(Element placement data)
-- start --

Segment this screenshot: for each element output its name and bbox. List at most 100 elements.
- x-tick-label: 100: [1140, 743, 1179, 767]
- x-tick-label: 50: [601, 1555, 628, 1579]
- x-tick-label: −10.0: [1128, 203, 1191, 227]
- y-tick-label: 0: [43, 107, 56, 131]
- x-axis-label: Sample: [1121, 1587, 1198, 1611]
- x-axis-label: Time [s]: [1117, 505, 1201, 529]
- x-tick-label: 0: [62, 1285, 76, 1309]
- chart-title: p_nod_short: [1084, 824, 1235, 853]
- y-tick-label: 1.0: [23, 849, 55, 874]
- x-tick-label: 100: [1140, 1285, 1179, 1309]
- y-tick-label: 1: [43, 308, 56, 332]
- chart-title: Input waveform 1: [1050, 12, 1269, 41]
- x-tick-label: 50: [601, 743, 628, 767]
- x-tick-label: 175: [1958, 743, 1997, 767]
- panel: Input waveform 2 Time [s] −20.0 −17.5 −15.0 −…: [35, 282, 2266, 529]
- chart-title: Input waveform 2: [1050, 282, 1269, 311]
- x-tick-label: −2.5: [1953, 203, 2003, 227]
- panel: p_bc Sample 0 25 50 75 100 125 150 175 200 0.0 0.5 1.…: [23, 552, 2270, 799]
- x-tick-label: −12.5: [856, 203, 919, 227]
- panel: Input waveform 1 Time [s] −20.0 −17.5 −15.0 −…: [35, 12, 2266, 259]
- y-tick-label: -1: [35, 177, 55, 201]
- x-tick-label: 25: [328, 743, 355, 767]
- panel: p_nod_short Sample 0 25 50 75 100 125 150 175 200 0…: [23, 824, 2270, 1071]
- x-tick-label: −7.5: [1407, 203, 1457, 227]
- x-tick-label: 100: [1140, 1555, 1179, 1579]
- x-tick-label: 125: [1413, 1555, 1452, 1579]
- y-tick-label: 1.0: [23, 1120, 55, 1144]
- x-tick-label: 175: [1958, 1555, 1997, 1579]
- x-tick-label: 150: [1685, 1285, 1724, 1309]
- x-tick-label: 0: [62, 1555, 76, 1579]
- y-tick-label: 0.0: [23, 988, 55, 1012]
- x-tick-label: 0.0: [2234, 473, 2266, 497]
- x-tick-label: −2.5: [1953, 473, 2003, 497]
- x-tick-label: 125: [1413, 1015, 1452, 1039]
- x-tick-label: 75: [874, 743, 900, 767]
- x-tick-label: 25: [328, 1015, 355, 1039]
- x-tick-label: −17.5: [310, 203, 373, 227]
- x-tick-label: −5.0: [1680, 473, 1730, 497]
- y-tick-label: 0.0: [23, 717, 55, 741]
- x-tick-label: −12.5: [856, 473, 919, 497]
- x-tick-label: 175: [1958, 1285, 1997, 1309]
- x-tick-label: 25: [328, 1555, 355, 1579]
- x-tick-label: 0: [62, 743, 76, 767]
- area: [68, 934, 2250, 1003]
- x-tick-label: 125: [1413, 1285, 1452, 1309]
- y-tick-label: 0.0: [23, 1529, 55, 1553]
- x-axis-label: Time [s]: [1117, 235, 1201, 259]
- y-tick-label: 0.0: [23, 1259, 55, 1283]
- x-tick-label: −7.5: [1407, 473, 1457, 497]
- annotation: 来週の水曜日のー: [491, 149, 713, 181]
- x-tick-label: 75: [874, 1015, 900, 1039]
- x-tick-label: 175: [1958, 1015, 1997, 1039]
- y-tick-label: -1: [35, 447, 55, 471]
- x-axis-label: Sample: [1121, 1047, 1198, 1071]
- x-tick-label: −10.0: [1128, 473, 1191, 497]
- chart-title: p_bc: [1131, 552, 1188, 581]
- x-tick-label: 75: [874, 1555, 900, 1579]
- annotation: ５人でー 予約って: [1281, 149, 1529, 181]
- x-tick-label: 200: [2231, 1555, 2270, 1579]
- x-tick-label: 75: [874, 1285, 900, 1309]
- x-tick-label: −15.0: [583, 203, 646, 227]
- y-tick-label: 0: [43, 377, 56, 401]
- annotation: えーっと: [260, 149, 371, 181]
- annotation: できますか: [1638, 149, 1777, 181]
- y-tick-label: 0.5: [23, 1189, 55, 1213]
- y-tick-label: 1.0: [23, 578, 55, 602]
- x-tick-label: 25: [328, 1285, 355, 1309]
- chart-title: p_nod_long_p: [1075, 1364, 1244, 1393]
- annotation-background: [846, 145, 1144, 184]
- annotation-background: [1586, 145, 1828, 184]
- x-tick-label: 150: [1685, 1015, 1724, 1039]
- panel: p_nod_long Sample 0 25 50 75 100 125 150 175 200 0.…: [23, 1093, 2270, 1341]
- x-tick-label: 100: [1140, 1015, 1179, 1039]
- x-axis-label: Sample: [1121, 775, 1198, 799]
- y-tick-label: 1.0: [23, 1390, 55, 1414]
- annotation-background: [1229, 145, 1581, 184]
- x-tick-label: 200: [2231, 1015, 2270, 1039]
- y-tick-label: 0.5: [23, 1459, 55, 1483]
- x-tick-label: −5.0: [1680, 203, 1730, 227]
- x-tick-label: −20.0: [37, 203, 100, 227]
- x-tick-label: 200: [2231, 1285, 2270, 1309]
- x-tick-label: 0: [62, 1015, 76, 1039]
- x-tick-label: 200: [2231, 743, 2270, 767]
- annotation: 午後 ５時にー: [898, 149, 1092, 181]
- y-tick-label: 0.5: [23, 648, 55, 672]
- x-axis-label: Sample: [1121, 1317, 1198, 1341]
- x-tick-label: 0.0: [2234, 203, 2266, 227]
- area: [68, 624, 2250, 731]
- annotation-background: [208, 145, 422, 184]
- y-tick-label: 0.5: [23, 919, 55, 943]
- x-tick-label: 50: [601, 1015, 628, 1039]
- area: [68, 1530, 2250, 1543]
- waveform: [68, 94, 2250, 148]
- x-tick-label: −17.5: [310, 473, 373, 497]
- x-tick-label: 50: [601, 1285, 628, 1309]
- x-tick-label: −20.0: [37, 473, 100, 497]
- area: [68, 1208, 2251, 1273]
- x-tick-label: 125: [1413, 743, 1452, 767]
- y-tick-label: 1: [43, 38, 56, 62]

-- end --

Problem statement
Reproduce the data above line for line, without changing a single character.

Answer to this task
Segment this screenshot: for each element output its name and bbox. List at most 100 elements.
- x-tick-label: 100: [1140, 743, 1179, 767]
- x-tick-label: 50: [601, 1555, 628, 1579]
- x-tick-label: −10.0: [1128, 203, 1191, 227]
- y-tick-label: 0: [43, 107, 56, 131]
- x-axis-label: Sample: [1121, 1587, 1198, 1611]
- x-axis-label: Time [s]: [1117, 505, 1201, 529]
- x-tick-label: 0: [62, 1285, 76, 1309]
- chart-title: p_nod_short: [1084, 824, 1235, 853]
- y-tick-label: 1.0: [23, 849, 55, 874]
- x-tick-label: 100: [1140, 1285, 1179, 1309]
- y-tick-label: 1: [43, 308, 56, 332]
- chart-title: Input waveform 1: [1050, 12, 1269, 41]
- x-tick-label: 50: [601, 743, 628, 767]
- x-tick-label: 175: [1958, 743, 1997, 767]
- panel: Input waveform 2 Time [s] −20.0 −17.5 −15.0 −…: [35, 282, 2266, 529]
- chart-title: Input waveform 2: [1050, 282, 1269, 311]
- x-tick-label: −2.5: [1953, 203, 2003, 227]
- panel: p_bc Sample 0 25 50 75 100 125 150 175 200 0.0 0.5 1.…: [23, 552, 2270, 799]
- x-tick-label: −12.5: [856, 203, 919, 227]
- panel: Input waveform 1 Time [s] −20.0 −17.5 −15.0 −…: [35, 12, 2266, 259]
- y-tick-label: -1: [35, 177, 55, 201]
- x-tick-label: 25: [328, 743, 355, 767]
- panel: p_nod_short Sample 0 25 50 75 100 125 150 175 200 0…: [23, 824, 2270, 1071]
- x-tick-label: −7.5: [1407, 203, 1457, 227]
- x-tick-label: 100: [1140, 1555, 1179, 1579]
- x-tick-label: 125: [1413, 1555, 1452, 1579]
- y-tick-label: 1.0: [23, 1120, 55, 1144]
- x-tick-label: 175: [1958, 1555, 1997, 1579]
- x-tick-label: 150: [1685, 1285, 1724, 1309]
- x-tick-label: 0: [62, 1555, 76, 1579]
- y-tick-label: 0.0: [23, 988, 55, 1012]
- x-tick-label: 0.0: [2234, 473, 2266, 497]
- x-tick-label: −2.5: [1953, 473, 2003, 497]
- x-tick-label: 125: [1413, 1015, 1452, 1039]
- x-tick-label: 75: [874, 743, 900, 767]
- x-tick-label: 25: [328, 1015, 355, 1039]
- x-tick-label: −17.5: [310, 203, 373, 227]
- x-tick-label: −5.0: [1680, 473, 1730, 497]
- y-tick-label: 0.0: [23, 717, 55, 741]
- x-tick-label: −12.5: [856, 473, 919, 497]
- x-tick-label: 175: [1958, 1285, 1997, 1309]
- x-tick-label: 25: [328, 1555, 355, 1579]
- x-tick-label: 0: [62, 743, 76, 767]
- area: [68, 934, 2250, 1003]
- x-tick-label: 125: [1413, 1285, 1452, 1309]
- y-tick-label: 0.0: [23, 1529, 55, 1553]
- x-axis-label: Time [s]: [1117, 235, 1201, 259]
- y-tick-label: 0.0: [23, 1259, 55, 1283]
- x-tick-label: −7.5: [1407, 473, 1457, 497]
- annotation: 来週の水曜日のー: [491, 149, 713, 181]
- x-tick-label: 75: [874, 1015, 900, 1039]
- x-tick-label: 175: [1958, 1015, 1997, 1039]
- y-tick-label: -1: [35, 447, 55, 471]
- x-axis-label: Sample: [1121, 1047, 1198, 1071]
- x-tick-label: −10.0: [1128, 473, 1191, 497]
- chart-title: p_bc: [1131, 552, 1188, 581]
- x-tick-label: 75: [874, 1555, 900, 1579]
- annotation: ５人でー 予約って: [1281, 149, 1529, 181]
- x-tick-label: 200: [2231, 1555, 2270, 1579]
- x-tick-label: 75: [874, 1285, 900, 1309]
- x-tick-label: −15.0: [583, 203, 646, 227]
- y-tick-label: 0: [43, 377, 56, 401]
- annotation: えーっと: [260, 149, 371, 181]
- annotation: できますか: [1638, 149, 1777, 181]
- y-tick-label: 0.5: [23, 1189, 55, 1213]
- y-tick-label: 1.0: [23, 578, 55, 602]
- x-tick-label: 25: [328, 1285, 355, 1309]
- chart-title: p_nod_long_p: [1075, 1364, 1244, 1393]
- annotation-background: [846, 145, 1144, 184]
- annotation-background: [1586, 145, 1828, 184]
- x-tick-label: 150: [1685, 1015, 1724, 1039]
- panel: p_nod_long Sample 0 25 50 75 100 125 150 175 200 0.…: [23, 1093, 2270, 1341]
- x-tick-label: 100: [1140, 1015, 1179, 1039]
- x-axis-label: Sample: [1121, 775, 1198, 799]
- y-tick-label: 1.0: [23, 1390, 55, 1414]
- annotation-background: [1229, 145, 1581, 184]
- x-tick-label: 200: [2231, 1015, 2270, 1039]
- y-tick-label: 0.5: [23, 1459, 55, 1483]
- x-tick-label: −5.0: [1680, 203, 1730, 227]
- x-tick-label: −20.0: [37, 203, 100, 227]
- x-tick-label: 200: [2231, 1285, 2270, 1309]
- x-tick-label: 0: [62, 1015, 76, 1039]
- x-tick-label: 200: [2231, 743, 2270, 767]
- annotation: 午後 ５時にー: [898, 149, 1092, 181]
- y-tick-label: 0.5: [23, 648, 55, 672]
- x-axis-label: Sample: [1121, 1317, 1198, 1341]
- x-tick-label: 0.0: [2234, 203, 2266, 227]
- area: [68, 624, 2250, 731]
- annotation-background: [208, 145, 422, 184]
- y-tick-label: 0.5: [23, 919, 55, 943]
- x-tick-label: 50: [601, 1015, 628, 1039]
- area: [68, 1530, 2250, 1543]
- waveform: [68, 94, 2250, 148]
- x-tick-label: −17.5: [310, 473, 373, 497]
- x-tick-label: 50: [601, 1285, 628, 1309]
- x-tick-label: −20.0: [37, 473, 100, 497]
- area: [68, 1208, 2251, 1273]
- x-tick-label: 125: [1413, 743, 1452, 767]
- y-tick-label: 1: [43, 38, 56, 62]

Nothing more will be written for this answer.